> _Data section_:
──────────────────────────────

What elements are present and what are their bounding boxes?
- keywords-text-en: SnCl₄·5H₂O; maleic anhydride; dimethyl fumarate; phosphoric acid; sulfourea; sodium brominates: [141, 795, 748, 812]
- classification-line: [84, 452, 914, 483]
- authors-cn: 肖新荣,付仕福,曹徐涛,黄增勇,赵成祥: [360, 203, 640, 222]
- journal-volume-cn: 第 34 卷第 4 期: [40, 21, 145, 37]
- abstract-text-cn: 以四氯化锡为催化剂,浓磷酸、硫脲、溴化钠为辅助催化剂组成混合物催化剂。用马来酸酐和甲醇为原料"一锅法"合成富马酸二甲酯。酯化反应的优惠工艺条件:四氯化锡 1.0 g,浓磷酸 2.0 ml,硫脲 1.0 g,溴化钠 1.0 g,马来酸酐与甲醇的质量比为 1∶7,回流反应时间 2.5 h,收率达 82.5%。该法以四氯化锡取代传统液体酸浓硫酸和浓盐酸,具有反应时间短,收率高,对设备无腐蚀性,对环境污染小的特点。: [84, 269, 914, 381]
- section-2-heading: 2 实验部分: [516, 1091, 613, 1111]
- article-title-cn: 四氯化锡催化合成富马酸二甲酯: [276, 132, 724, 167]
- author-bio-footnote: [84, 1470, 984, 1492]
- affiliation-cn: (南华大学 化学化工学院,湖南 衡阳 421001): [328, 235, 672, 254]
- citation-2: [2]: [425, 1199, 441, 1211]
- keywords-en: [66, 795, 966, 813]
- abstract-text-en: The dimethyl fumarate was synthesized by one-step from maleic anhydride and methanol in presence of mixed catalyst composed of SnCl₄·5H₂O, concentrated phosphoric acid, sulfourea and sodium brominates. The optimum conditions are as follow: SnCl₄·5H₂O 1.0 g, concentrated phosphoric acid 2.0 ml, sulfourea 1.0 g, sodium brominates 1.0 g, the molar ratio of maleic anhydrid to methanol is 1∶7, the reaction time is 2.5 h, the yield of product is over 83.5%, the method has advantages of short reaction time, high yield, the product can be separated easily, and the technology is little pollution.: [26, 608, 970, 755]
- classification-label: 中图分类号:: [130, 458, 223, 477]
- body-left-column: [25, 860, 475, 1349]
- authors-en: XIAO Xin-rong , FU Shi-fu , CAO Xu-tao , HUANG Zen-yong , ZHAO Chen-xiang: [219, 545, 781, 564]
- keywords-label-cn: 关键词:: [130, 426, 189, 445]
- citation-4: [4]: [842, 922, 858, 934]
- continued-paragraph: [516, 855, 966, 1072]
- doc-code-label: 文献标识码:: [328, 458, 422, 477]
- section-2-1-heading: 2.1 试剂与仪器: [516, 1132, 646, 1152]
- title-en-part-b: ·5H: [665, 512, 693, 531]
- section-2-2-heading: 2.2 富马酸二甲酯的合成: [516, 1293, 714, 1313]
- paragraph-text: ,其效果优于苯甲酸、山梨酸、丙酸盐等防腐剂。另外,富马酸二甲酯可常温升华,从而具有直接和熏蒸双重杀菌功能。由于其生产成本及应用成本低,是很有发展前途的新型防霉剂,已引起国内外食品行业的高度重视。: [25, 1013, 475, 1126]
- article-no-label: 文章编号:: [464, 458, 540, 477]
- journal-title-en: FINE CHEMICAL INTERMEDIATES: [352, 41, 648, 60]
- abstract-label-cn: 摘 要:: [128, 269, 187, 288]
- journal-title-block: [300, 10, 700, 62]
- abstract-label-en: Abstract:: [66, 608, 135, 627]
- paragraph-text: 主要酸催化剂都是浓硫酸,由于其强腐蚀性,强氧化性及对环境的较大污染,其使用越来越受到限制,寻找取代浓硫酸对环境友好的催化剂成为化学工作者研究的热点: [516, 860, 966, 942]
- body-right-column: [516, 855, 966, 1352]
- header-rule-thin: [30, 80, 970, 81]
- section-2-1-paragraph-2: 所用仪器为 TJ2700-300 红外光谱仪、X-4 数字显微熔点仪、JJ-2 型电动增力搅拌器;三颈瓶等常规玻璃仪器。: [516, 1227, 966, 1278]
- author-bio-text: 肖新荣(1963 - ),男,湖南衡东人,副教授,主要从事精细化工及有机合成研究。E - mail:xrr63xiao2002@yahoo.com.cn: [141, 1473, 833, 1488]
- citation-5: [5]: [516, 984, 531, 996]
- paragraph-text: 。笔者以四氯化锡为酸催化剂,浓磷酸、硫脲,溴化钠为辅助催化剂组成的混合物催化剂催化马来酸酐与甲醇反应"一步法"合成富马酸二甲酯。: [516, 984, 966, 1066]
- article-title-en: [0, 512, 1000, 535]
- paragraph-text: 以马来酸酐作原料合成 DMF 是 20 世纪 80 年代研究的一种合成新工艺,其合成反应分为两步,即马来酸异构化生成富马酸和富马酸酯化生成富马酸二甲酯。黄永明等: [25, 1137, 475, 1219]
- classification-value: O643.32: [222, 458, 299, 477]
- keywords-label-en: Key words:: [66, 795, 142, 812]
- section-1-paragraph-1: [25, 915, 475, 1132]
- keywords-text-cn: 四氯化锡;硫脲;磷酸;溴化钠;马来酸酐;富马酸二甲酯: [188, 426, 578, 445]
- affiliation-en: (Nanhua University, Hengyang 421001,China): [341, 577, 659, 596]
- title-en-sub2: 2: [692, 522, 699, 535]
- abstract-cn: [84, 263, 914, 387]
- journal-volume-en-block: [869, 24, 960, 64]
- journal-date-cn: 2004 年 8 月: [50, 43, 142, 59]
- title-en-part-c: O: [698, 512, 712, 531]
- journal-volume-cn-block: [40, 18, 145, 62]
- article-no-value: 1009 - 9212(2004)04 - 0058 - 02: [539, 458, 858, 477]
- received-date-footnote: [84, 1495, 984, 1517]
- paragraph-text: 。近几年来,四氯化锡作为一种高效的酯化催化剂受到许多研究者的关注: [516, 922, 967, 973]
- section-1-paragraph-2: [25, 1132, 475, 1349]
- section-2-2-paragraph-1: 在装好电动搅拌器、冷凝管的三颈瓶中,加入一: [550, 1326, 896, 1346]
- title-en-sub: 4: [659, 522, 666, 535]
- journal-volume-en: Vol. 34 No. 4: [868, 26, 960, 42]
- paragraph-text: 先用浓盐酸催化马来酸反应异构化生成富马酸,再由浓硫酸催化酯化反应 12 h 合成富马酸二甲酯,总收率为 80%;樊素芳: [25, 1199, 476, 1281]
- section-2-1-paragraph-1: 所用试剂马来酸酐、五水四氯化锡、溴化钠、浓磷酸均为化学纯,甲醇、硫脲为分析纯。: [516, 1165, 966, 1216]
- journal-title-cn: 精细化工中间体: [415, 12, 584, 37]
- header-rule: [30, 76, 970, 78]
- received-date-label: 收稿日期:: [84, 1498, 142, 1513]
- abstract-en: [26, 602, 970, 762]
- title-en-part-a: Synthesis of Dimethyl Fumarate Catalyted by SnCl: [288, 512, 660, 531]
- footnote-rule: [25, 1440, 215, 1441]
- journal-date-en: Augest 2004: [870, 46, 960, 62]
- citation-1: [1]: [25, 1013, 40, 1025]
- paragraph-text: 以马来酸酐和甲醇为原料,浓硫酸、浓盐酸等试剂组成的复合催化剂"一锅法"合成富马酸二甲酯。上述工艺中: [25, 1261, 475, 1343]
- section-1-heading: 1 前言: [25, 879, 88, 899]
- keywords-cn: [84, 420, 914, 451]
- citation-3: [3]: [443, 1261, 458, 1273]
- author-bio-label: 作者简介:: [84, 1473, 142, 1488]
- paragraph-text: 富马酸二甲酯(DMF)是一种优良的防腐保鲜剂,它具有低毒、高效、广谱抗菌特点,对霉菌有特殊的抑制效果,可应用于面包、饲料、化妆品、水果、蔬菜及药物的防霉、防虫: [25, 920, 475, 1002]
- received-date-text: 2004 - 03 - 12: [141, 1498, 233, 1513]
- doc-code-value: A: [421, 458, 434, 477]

──────────────────────────────

> _Your goal_: Copy the records from the start through the line containing "- body-left-column: [25, 860, 475, 1349]", both ends included, swapping "sodium brominates" for "sodium bromide" and leaving everything else unchanged.

> _Response to the task_:
What elements are present and what are their bounding boxes?
- keywords-text-en: SnCl₄·5H₂O; maleic anhydride; dimethyl fumarate; phosphoric acid; sulfourea; sodium bromide: [141, 795, 748, 812]
- classification-line: [84, 452, 914, 483]
- authors-cn: 肖新荣,付仕福,曹徐涛,黄增勇,赵成祥: [360, 203, 640, 222]
- journal-volume-cn: 第 34 卷第 4 期: [40, 21, 145, 37]
- abstract-text-cn: 以四氯化锡为催化剂,浓磷酸、硫脲、溴化钠为辅助催化剂组成混合物催化剂。用马来酸酐和甲醇为原料"一锅法"合成富马酸二甲酯。酯化反应的优惠工艺条件:四氯化锡 1.0 g,浓磷酸 2.0 ml,硫脲 1.0 g,溴化钠 1.0 g,马来酸酐与甲醇的质量比为 1∶7,回流反应时间 2.5 h,收率达 82.5%。该法以四氯化锡取代传统液体酸浓硫酸和浓盐酸,具有反应时间短,收率高,对设备无腐蚀性,对环境污染小的特点。: [84, 269, 914, 381]
- section-2-heading: 2 实验部分: [516, 1091, 613, 1111]
- article-title-cn: 四氯化锡催化合成富马酸二甲酯: [276, 132, 724, 167]
- author-bio-footnote: [84, 1470, 984, 1492]
- affiliation-cn: (南华大学 化学化工学院,湖南 衡阳 421001): [328, 235, 672, 254]
- citation-2: [2]: [425, 1199, 441, 1211]
- keywords-en: [66, 795, 966, 813]
- abstract-text-en: The dimethyl fumarate was synthesized by one-step from maleic anhydride and methanol in presence of mixed catalyst composed of SnCl₄·5H₂O, concentrated phosphoric acid, sulfourea and sodium bromide. The optimum conditions are as follow: SnCl₄·5H₂O 1.0 g, concentrated phosphoric acid 2.0 ml, sulfourea 1.0 g, sodium bromide 1.0 g, the molar ratio of maleic anhydrid to methanol is 1∶7, the reaction time is 2.5 h, the yield of product is over 83.5%, the method has advantages of short reaction time, high yield, the product can be separated easily, and the technology is little pollution.: [26, 608, 970, 755]
- classification-label: 中图分类号:: [130, 458, 223, 477]
- body-left-column: [25, 860, 475, 1349]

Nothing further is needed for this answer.